## THE TASK
Lines containing the word "avatar" should be extracted in full.

[Collection entries]
┌──
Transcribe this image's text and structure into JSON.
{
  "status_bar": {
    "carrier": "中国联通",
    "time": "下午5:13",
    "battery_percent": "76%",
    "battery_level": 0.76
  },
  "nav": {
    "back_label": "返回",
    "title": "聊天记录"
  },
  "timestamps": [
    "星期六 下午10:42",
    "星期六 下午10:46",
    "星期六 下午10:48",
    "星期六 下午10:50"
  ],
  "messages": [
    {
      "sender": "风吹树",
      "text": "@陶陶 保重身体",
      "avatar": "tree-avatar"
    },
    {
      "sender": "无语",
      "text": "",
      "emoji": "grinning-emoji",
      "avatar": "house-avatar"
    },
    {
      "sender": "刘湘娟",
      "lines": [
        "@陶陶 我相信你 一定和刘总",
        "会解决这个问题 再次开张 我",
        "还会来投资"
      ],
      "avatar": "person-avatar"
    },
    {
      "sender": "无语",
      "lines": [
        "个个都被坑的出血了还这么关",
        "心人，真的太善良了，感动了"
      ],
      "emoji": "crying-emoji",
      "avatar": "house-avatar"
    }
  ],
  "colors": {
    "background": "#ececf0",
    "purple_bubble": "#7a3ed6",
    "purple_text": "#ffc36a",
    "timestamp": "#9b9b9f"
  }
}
└──
┌──
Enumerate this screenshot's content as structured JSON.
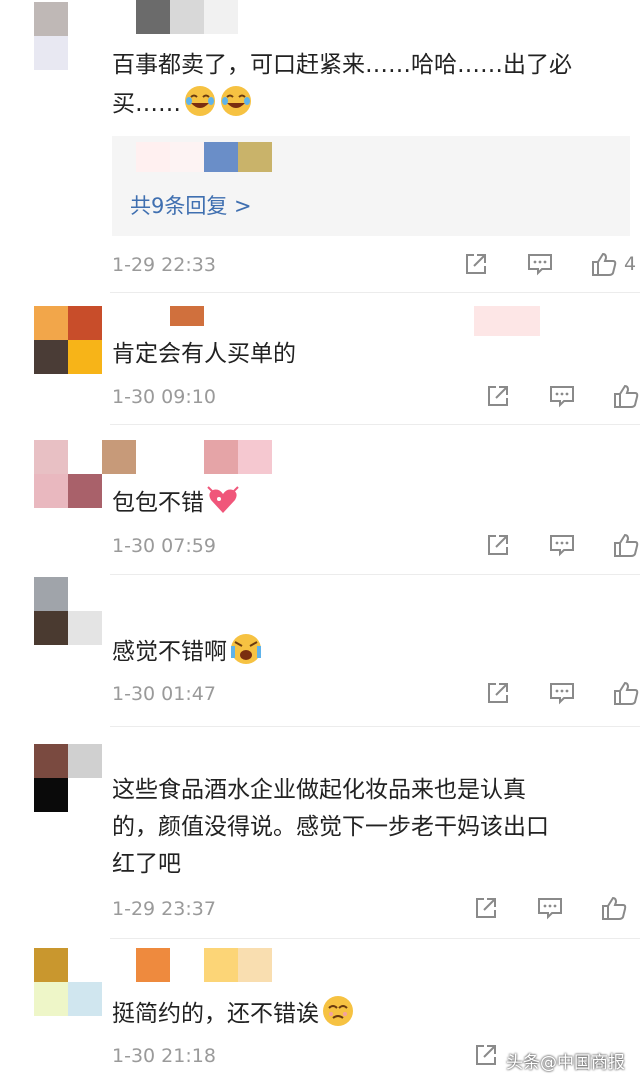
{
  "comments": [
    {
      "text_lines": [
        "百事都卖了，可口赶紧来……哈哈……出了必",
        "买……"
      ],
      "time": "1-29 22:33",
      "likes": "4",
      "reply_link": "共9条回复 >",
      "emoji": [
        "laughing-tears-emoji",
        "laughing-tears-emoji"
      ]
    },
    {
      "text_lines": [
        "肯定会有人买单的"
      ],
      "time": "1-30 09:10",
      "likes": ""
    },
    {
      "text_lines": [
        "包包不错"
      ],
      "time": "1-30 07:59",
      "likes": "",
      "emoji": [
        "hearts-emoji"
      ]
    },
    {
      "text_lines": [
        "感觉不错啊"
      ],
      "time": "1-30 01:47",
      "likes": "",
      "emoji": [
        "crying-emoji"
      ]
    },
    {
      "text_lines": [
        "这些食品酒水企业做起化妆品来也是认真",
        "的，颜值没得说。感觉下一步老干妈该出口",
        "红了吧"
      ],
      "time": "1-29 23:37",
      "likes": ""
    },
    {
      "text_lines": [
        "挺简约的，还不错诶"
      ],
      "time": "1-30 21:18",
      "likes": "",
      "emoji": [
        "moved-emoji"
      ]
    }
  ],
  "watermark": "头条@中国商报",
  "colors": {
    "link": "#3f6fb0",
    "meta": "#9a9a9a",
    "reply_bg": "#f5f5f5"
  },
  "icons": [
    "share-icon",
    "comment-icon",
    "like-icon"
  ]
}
└──
## FINAL ANSWER
      "avatar": "tree-avatar"
      "avatar": "house-avatar"
      "avatar": "person-avatar"
      "avatar": "house-avatar"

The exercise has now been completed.